Your objective:
Look in the data below for the line that contains "Type out the text in this image.". Copy that line and the remaining lines exactly.

Records from a collection:
----

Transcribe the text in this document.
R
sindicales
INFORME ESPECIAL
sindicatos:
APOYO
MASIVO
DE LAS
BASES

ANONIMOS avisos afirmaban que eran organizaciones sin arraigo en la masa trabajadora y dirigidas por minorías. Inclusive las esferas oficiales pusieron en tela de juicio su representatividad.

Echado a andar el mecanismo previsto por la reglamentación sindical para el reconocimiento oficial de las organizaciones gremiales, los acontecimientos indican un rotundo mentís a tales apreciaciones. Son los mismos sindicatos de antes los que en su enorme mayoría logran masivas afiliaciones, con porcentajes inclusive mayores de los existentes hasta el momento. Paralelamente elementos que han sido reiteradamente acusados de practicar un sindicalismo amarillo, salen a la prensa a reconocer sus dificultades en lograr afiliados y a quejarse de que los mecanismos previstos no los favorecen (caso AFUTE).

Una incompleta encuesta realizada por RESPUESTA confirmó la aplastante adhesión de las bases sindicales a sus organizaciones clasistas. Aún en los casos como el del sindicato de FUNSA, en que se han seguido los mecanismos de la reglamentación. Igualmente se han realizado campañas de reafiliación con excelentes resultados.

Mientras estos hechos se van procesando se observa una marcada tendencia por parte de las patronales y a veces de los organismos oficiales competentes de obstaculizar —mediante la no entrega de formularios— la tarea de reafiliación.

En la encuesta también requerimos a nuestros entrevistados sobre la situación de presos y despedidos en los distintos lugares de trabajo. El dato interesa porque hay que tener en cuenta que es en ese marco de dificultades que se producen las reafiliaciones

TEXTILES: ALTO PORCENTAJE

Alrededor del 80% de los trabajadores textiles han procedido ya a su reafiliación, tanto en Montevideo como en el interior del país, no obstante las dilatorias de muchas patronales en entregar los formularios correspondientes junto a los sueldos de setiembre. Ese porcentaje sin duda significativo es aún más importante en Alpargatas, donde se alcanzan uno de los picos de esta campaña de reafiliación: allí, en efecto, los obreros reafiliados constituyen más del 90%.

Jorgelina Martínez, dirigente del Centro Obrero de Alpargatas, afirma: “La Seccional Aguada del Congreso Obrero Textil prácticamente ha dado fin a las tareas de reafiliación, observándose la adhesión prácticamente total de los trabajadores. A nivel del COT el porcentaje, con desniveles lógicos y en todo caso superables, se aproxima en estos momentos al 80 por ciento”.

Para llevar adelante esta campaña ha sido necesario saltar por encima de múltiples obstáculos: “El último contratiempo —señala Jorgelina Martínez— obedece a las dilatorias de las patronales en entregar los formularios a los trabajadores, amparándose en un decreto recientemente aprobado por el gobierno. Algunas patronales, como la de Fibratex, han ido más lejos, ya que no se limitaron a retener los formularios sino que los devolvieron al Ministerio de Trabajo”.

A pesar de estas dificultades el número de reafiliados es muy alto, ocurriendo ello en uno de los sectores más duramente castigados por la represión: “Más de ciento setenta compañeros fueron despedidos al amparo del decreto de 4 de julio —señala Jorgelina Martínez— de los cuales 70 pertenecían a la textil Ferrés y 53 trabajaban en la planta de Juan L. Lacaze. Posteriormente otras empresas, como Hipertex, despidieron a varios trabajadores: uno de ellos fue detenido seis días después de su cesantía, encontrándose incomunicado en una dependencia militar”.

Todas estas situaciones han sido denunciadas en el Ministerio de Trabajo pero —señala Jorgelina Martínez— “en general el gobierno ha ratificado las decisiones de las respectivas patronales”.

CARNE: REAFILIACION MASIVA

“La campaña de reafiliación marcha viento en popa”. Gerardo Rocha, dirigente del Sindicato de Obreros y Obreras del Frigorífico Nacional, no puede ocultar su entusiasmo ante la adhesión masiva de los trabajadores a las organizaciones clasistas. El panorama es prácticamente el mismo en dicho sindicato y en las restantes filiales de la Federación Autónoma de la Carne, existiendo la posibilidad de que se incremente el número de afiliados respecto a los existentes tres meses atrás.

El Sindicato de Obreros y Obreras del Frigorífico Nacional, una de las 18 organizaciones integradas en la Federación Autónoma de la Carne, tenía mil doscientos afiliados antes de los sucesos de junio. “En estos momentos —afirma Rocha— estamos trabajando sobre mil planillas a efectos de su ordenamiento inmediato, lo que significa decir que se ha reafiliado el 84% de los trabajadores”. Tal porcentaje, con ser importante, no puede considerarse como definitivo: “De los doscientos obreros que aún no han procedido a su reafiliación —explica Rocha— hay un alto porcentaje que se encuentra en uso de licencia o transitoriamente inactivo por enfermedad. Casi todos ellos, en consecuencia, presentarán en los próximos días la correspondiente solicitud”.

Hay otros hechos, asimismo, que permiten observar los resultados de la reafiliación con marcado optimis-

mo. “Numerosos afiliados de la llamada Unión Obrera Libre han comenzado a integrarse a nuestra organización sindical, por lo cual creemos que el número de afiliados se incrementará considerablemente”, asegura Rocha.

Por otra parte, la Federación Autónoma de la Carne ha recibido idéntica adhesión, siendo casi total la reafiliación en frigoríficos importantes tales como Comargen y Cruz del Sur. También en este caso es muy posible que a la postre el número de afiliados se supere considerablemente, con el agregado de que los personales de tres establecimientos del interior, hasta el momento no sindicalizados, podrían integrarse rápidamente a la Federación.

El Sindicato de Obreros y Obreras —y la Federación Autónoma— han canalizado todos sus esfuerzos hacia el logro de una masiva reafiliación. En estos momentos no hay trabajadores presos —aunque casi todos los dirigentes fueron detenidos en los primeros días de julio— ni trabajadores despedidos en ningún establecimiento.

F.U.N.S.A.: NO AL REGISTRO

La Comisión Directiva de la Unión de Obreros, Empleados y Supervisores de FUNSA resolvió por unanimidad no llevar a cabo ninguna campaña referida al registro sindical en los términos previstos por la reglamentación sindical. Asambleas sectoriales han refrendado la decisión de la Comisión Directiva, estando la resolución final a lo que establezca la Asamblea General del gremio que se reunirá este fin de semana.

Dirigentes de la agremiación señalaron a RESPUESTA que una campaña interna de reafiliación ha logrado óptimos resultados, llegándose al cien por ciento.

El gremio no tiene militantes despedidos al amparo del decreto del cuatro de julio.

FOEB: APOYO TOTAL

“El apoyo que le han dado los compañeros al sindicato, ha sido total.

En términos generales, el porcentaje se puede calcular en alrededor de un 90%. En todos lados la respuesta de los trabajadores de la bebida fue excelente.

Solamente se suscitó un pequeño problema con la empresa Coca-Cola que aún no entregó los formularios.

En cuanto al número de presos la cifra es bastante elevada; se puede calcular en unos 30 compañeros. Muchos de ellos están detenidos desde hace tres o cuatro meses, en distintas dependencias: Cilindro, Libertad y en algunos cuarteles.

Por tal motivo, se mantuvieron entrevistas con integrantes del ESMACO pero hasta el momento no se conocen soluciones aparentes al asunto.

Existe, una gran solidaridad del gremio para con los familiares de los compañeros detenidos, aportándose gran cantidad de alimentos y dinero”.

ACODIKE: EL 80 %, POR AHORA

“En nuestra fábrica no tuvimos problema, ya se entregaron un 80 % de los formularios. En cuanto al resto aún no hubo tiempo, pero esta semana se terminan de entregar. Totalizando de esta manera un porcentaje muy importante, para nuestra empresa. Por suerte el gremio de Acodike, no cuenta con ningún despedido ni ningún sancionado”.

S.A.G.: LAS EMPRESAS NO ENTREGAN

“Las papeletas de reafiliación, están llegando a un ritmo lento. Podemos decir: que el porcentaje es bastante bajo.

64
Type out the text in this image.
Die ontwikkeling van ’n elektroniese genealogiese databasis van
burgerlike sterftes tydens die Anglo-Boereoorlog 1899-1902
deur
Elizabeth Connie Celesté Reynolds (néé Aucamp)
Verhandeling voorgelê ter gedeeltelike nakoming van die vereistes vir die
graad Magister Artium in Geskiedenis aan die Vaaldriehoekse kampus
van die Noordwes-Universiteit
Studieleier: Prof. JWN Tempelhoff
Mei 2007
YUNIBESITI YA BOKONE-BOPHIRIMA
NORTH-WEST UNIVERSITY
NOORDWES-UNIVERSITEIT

----

Answer for the task:
Type out the text in this image.
Die ontwikkeling van ’n elektroniese genealogiese databasis van
burgerlike sterftes tydens die Anglo-Boereoorlog 1899-1902
deur
Elizabeth Connie Celesté Reynolds (néé Aucamp)
Verhandeling voorgelê ter gedeeltelike nakoming van die vereistes vir die
graad Magister Artium in Geskiedenis aan die Vaaldriehoekse kampus
van die Noordwes-Universiteit
Studieleier: Prof. JWN Tempelhoff
Mei 2007
YUNIBESITI YA BOKONE-BOPHIRIMA
NORTH-WEST UNIVERSITY
NOORDWES-UNIVERSITEIT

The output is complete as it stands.